# Task brief
Copy, from the entries below, each line where the word "April" can be found.
——————————
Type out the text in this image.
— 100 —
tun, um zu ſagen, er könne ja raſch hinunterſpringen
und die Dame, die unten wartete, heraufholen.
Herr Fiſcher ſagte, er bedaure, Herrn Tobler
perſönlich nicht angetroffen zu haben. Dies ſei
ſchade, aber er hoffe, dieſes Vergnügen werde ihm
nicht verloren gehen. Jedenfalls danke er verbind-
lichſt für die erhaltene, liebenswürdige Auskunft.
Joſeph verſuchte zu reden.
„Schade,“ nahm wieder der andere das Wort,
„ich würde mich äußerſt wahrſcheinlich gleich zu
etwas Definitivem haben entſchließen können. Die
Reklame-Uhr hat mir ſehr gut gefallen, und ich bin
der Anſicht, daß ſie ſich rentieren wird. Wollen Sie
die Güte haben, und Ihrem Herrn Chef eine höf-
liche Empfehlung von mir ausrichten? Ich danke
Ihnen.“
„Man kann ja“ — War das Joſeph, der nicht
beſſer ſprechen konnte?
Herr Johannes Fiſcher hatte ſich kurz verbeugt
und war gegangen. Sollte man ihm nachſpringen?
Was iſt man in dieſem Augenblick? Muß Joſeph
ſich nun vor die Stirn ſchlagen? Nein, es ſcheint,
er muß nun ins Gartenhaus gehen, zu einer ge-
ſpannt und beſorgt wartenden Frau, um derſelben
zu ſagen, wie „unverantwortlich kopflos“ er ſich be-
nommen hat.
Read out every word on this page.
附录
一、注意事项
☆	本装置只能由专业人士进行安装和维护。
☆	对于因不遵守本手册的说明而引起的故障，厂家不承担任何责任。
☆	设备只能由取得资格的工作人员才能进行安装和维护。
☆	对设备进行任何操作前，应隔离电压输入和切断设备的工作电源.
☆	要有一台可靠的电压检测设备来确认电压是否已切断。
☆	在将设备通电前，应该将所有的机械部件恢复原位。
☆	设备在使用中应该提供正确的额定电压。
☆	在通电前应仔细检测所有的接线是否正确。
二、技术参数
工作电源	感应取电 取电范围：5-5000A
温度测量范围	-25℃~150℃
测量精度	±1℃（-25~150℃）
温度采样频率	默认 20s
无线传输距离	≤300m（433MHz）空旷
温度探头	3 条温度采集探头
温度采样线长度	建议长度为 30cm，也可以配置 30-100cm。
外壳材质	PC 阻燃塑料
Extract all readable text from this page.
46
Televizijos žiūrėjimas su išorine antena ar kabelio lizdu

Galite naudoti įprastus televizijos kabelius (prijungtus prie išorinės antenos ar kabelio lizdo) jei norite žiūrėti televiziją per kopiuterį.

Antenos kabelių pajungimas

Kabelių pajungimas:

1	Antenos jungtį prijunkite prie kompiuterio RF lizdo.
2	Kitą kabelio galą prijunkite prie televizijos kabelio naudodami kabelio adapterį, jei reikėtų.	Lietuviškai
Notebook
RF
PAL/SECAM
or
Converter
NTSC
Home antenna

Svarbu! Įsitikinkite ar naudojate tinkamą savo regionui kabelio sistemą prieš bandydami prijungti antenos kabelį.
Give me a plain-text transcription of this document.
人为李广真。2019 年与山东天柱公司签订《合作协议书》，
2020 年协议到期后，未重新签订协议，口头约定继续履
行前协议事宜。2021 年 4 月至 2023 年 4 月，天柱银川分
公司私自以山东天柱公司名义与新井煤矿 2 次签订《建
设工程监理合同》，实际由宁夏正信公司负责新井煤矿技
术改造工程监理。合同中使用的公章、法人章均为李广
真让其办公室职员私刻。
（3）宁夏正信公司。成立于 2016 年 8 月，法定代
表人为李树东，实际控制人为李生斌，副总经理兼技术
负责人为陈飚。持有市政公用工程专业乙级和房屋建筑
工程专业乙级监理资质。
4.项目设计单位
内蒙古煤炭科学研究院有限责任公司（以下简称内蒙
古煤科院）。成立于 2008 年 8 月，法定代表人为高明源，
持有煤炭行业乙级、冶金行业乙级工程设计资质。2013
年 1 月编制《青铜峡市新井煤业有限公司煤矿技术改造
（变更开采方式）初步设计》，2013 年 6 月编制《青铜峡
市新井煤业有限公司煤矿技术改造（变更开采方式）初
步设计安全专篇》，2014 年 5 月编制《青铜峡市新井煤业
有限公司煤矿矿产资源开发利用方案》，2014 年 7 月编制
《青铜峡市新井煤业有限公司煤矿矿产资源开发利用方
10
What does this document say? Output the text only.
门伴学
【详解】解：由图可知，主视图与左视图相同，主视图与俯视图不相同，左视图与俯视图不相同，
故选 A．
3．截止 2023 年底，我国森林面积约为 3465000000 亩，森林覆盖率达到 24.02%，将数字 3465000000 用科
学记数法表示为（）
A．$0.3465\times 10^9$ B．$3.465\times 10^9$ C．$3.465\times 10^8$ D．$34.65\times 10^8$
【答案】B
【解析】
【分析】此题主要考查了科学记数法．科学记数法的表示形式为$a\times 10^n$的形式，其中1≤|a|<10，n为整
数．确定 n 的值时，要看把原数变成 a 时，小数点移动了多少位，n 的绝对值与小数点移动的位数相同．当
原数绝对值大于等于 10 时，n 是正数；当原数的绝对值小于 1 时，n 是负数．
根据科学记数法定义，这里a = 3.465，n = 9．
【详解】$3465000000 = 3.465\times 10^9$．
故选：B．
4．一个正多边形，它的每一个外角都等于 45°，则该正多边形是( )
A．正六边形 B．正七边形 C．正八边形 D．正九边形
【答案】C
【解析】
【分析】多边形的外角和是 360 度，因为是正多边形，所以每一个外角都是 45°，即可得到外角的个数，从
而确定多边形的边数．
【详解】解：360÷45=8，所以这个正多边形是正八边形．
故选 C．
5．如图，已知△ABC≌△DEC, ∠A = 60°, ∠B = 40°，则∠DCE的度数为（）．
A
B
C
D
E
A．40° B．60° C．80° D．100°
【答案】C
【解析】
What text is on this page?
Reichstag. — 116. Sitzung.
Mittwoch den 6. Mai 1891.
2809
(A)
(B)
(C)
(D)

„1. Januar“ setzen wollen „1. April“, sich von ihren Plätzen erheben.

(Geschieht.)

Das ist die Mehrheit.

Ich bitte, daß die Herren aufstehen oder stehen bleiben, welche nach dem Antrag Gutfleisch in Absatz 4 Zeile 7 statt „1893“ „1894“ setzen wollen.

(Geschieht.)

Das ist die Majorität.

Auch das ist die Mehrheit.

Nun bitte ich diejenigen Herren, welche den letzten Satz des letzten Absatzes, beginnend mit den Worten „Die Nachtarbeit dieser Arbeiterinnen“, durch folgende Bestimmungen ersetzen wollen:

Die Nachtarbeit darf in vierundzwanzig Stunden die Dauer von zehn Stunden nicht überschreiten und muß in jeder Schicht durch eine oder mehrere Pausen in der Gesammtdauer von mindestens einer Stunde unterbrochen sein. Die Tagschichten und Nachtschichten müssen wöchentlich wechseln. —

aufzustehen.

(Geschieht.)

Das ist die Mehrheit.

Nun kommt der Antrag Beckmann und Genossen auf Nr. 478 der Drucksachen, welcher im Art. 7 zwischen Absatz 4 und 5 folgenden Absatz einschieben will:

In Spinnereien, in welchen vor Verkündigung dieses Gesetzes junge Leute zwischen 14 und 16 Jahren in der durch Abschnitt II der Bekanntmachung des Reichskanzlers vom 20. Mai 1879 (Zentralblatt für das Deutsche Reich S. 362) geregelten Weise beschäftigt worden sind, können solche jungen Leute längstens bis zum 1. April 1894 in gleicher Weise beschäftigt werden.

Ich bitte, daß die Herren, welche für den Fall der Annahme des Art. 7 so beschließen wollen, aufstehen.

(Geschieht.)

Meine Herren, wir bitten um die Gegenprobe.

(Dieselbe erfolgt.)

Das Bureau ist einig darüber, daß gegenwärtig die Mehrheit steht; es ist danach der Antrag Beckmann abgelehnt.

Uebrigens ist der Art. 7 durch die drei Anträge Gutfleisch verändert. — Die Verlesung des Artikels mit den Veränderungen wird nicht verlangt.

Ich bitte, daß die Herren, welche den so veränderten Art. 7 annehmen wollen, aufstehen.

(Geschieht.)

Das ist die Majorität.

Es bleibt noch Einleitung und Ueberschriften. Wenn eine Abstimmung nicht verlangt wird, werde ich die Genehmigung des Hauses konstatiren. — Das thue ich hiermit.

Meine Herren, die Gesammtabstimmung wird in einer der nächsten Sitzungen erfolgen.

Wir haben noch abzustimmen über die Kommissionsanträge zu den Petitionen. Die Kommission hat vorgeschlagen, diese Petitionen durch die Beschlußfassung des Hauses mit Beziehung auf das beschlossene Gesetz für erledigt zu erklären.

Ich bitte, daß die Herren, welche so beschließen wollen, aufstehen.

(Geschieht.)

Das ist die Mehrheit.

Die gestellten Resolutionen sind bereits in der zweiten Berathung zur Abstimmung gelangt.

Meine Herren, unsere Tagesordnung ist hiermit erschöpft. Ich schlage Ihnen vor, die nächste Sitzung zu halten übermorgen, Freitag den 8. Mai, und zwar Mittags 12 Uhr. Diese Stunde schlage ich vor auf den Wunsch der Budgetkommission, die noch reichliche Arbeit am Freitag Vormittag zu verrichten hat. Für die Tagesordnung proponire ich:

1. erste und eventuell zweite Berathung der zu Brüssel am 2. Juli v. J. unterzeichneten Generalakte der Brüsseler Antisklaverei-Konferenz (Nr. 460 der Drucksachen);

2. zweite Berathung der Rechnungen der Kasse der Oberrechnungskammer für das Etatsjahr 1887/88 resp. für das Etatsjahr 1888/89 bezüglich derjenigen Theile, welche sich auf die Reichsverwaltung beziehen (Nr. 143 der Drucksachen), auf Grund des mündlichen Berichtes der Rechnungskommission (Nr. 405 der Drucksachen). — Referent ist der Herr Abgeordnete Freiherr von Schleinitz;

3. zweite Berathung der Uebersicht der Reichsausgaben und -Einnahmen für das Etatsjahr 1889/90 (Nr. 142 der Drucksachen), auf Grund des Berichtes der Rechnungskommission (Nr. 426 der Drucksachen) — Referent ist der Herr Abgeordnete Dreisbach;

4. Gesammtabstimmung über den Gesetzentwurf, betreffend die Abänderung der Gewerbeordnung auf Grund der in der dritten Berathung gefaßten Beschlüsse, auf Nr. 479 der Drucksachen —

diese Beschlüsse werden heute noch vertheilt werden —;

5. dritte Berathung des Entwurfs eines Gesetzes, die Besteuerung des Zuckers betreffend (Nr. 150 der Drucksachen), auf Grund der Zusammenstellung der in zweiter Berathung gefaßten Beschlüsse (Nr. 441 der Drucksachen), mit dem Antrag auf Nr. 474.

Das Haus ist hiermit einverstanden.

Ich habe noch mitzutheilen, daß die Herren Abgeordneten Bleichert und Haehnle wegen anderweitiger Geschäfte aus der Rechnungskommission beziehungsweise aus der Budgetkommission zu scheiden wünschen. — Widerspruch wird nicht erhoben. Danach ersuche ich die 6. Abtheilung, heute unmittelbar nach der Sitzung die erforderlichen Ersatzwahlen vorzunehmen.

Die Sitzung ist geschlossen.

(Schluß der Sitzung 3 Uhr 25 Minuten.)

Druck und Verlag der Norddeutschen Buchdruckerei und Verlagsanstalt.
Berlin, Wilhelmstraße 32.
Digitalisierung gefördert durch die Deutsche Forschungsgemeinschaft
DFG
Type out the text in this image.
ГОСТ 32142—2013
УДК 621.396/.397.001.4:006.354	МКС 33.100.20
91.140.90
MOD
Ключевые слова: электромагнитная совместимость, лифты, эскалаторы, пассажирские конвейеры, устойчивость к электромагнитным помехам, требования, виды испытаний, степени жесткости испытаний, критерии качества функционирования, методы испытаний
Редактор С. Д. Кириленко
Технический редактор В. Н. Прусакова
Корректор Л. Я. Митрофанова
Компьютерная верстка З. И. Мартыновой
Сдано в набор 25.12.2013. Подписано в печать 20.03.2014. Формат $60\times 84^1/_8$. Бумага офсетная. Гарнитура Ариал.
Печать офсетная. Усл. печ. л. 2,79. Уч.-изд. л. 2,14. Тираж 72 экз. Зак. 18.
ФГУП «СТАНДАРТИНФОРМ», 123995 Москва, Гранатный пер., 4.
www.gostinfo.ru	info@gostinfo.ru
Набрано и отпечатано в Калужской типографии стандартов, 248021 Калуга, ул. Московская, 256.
——————————
# Problem solution
„1. Januar“ setzen wollen „1. April“, sich von ihren Plätzen erheben.
In Spinnereien, in welchen vor Verkündigung dieses Gesetzes junge Leute zwischen 14 und 16 Jahren in der durch Abschnitt II der Bekanntmachung des Reichskanzlers vom 20. Mai 1879 (Zentralblatt für das Deutsche Reich S. 362) geregelten Weise beschäftigt worden sind, können solche jungen Leute längstens bis zum 1. April 1894 in gleicher Weise beschäftigt werden.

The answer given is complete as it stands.